→ Aim of the exercise
Reproduce the listing below verbatim.

→ Working data
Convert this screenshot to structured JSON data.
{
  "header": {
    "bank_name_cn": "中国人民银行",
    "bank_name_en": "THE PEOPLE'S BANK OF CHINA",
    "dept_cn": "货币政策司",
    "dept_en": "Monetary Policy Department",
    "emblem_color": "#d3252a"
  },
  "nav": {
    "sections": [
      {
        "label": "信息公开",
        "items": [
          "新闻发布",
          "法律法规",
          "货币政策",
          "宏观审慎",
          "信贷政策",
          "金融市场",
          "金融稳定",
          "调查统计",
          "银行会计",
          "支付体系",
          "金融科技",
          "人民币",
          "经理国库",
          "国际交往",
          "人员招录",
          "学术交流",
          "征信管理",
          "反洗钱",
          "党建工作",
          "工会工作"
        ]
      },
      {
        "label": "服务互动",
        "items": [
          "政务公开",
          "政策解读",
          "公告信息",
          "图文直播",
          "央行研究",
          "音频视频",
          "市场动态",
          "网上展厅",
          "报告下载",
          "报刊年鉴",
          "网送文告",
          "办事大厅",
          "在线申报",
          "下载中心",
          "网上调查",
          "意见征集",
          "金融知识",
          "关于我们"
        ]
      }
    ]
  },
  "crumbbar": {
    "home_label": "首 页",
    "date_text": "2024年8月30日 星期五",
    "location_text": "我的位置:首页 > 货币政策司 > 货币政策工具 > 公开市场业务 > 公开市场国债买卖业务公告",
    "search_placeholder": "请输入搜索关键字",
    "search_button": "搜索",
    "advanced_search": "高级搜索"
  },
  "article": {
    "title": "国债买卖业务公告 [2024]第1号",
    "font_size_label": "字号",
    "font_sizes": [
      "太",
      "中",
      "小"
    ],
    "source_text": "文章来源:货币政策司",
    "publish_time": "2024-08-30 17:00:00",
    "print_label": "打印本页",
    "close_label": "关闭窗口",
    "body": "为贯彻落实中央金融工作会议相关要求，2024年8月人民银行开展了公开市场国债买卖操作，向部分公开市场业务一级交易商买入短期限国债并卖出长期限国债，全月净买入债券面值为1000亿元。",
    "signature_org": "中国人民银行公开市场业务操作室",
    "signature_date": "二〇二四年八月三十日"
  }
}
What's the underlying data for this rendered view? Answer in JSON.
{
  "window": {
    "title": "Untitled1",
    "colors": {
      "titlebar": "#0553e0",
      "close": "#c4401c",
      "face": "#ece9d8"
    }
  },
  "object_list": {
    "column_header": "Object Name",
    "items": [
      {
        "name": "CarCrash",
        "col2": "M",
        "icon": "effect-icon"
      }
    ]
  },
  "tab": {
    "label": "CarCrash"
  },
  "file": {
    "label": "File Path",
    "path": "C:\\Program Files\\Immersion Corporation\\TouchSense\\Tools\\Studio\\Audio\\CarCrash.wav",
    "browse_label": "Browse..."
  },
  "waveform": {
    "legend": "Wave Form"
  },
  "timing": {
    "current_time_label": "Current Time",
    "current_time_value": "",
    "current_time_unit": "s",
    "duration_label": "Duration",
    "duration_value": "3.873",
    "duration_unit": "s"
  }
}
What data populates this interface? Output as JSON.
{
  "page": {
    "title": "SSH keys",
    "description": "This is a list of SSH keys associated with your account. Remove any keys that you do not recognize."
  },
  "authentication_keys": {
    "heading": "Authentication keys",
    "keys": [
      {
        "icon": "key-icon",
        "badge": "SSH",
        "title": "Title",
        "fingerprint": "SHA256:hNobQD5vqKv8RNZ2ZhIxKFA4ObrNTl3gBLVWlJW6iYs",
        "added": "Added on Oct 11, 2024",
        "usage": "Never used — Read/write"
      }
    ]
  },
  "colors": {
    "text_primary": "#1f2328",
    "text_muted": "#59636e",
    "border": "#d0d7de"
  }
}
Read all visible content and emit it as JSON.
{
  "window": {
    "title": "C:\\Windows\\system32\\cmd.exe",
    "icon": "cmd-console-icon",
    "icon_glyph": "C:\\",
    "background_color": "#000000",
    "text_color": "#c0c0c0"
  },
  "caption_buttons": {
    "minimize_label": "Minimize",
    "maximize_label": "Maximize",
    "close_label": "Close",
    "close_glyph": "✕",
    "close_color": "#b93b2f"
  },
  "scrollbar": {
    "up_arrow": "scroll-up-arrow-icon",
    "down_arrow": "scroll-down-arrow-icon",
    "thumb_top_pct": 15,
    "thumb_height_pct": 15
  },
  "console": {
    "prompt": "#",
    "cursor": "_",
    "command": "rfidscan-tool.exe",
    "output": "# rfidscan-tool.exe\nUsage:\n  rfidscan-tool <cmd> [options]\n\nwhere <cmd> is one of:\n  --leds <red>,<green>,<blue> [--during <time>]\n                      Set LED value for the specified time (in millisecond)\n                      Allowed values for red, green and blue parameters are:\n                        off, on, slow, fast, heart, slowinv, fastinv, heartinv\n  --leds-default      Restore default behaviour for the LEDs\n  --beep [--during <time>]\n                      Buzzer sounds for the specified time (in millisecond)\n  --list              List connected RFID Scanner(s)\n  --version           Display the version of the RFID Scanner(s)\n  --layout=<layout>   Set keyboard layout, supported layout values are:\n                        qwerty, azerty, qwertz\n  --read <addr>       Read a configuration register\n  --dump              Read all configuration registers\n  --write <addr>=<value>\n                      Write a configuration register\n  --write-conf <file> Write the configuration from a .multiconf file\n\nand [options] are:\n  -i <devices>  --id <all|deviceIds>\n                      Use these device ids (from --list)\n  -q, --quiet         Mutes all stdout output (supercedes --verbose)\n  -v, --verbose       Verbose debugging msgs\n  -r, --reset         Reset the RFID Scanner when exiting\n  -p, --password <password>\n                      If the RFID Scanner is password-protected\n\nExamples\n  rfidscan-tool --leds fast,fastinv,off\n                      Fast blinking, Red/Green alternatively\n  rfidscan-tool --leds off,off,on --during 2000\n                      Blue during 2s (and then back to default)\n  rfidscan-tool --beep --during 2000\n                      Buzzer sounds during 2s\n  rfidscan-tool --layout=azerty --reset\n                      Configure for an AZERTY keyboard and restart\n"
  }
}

→ Response
Convert this screenshot to structured JSON data.
{
  "header": {
    "bank_name_cn": "中国人民银行",
    "bank_name_en": "THE PEOPLE'S BANK OF CHINA",
    "dept_cn": "货币政策司",
    "dept_en": "Monetary Policy Department",
    "emblem_color": "#d3252a"
  },
  "nav": {
    "sections": [
      {
        "label": "信息公开",
        "items": [
          "新闻发布",
          "法律法规",
          "货币政策",
          "宏观审慎",
          "信贷政策",
          "金融市场",
          "金融稳定",
          "调查统计",
          "银行会计",
          "支付体系",
          "金融科技",
          "人民币",
          "经理国库",
          "国际交往",
          "人员招录",
          "学术交流",
          "征信管理",
          "反洗钱",
          "党建工作",
          "工会工作"
        ]
      },
      {
        "label": "服务互动",
        "items": [
          "政务公开",
          "政策解读",
          "公告信息",
          "图文直播",
          "央行研究",
          "音频视频",
          "市场动态",
          "网上展厅",
          "报告下载",
          "报刊年鉴",
          "网送文告",
          "办事大厅",
          "在线申报",
          "下载中心",
          "网上调查",
          "意见征集",
          "金融知识",
          "关于我们"
        ]
      }
    ]
  },
  "crumbbar": {
    "home_label": "首 页",
    "date_text": "2024年8月30日 星期五",
    "location_text": "我的位置:首页 > 货币政策司 > 货币政策工具 > 公开市场业务 > 公开市场国债买卖业务公告",
    "search_placeholder": "请输入搜索关键字",
    "search_button": "搜索",
    "advanced_search": "高级搜索"
  },
  "article": {
    "title": "国债买卖业务公告 [2024]第1号",
    "font_size_label": "字号",
    "font_sizes": [
      "太",
      "中",
      "小"
    ],
    "source_text": "文章来源:货币政策司",
    "publish_time": "2024-08-30 17:00:00",
    "print_label": "打印本页",
    "close_label": "关闭窗口",
    "body": "为贯彻落实中央金融工作会议相关要求，2024年8月人民银行开展了公开市场国债买卖操作，向部分公开市场业务一级交易商买入短期限国债并卖出长期限国债，全月净买入债券面值为1000亿元。",
    "signature_org": "中国人民银行公开市场业务操作室",
    "signature_date": "二〇二四年八月三十日"
  }
}
What's the underlying data for this rendered view? Answer in JSON.
{
  "window": {
    "title": "Untitled1",
    "colors": {
      "titlebar": "#0553e0",
      "close": "#c4401c",
      "face": "#ece9d8"
    }
  },
  "object_list": {
    "column_header": "Object Name",
    "items": [
      {
        "name": "CarCrash",
        "col2": "M",
        "icon": "effect-icon"
      }
    ]
  },
  "tab": {
    "label": "CarCrash"
  },
  "file": {
    "label": "File Path",
    "path": "C:\\Program Files\\Immersion Corporation\\TouchSense\\Tools\\Studio\\Audio\\CarCrash.wav",
    "browse_label": "Browse..."
  },
  "waveform": {
    "legend": "Wave Form"
  },
  "timing": {
    "current_time_label": "Current Time",
    "current_time_value": "",
    "current_time_unit": "s",
    "duration_label": "Duration",
    "duration_value": "3.873",
    "duration_unit": "s"
  }
}
What data populates this interface? Output as JSON.
{
  "page": {
    "title": "SSH keys",
    "description": "This is a list of SSH keys associated with your account. Remove any keys that you do not recognize."
  },
  "authentication_keys": {
    "heading": "Authentication keys",
    "keys": [
      {
        "icon": "key-icon",
        "badge": "SSH",
        "title": "Title",
        "fingerprint": "SHA256:hNobQD5vqKv8RNZ2ZhIxKFA4ObrNTl3gBLVWlJW6iYs",
        "added": "Added on Oct 11, 2024",
        "usage": "Never used — Read/write"
      }
    ]
  },
  "colors": {
    "text_primary": "#1f2328",
    "text_muted": "#59636e",
    "border": "#d0d7de"
  }
}
Read all visible content and emit it as JSON.
{
  "window": {
    "title": "C:\\Windows\\system32\\cmd.exe",
    "icon": "cmd-console-icon",
    "icon_glyph": "C:\\",
    "background_color": "#000000",
    "text_color": "#c0c0c0"
  },
  "caption_buttons": {
    "minimize_label": "Minimize",
    "maximize_label": "Maximize",
    "close_label": "Close",
    "close_glyph": "✕",
    "close_color": "#b93b2f"
  },
  "scrollbar": {
    "up_arrow": "scroll-up-arrow-icon",
    "down_arrow": "scroll-down-arrow-icon",
    "thumb_top_pct": 15,
    "thumb_height_pct": 15
  },
  "console": {
    "prompt": "#",
    "cursor": "_",
    "command": "rfidscan-tool.exe",
    "output": "# rfidscan-tool.exe\nUsage:\n  rfidscan-tool <cmd> [options]\n\nwhere <cmd> is one of:\n  --leds <red>,<green>,<blue> [--during <time>]\n                      Set LED value for the specified time (in millisecond)\n                      Allowed values for red, green and blue parameters are:\n                        off, on, slow, fast, heart, slowinv, fastinv, heartinv\n  --leds-default      Restore default behaviour for the LEDs\n  --beep [--during <time>]\n                      Buzzer sounds for the specified time (in millisecond)\n  --list              List connected RFID Scanner(s)\n  --version           Display the version of the RFID Scanner(s)\n  --layout=<layout>   Set keyboard layout, supported layout values are:\n                        qwerty, azerty, qwertz\n  --read <addr>       Read a configuration register\n  --dump              Read all configuration registers\n  --write <addr>=<value>\n                      Write a configuration register\n  --write-conf <file> Write the configuration from a .multiconf file\n\nand [options] are:\n  -i <devices>  --id <all|deviceIds>\n                      Use these device ids (from --list)\n  -q, --quiet         Mutes all stdout output (supercedes --verbose)\n  -v, --verbose       Verbose debugging msgs\n  -r, --reset         Reset the RFID Scanner when exiting\n  -p, --password <password>\n                      If the RFID Scanner is password-protected\n\nExamples\n  rfidscan-tool --leds fast,fastinv,off\n                      Fast blinking, Red/Green alternatively\n  rfidscan-tool --leds off,off,on --during 2000\n                      Blue during 2s (and then back to default)\n  rfidscan-tool --beep --during 2000\n                      Buzzer sounds during 2s\n  rfidscan-tool --layout=azerty --reset\n                      Configure for an AZERTY keyboard and restart\n"
  }
}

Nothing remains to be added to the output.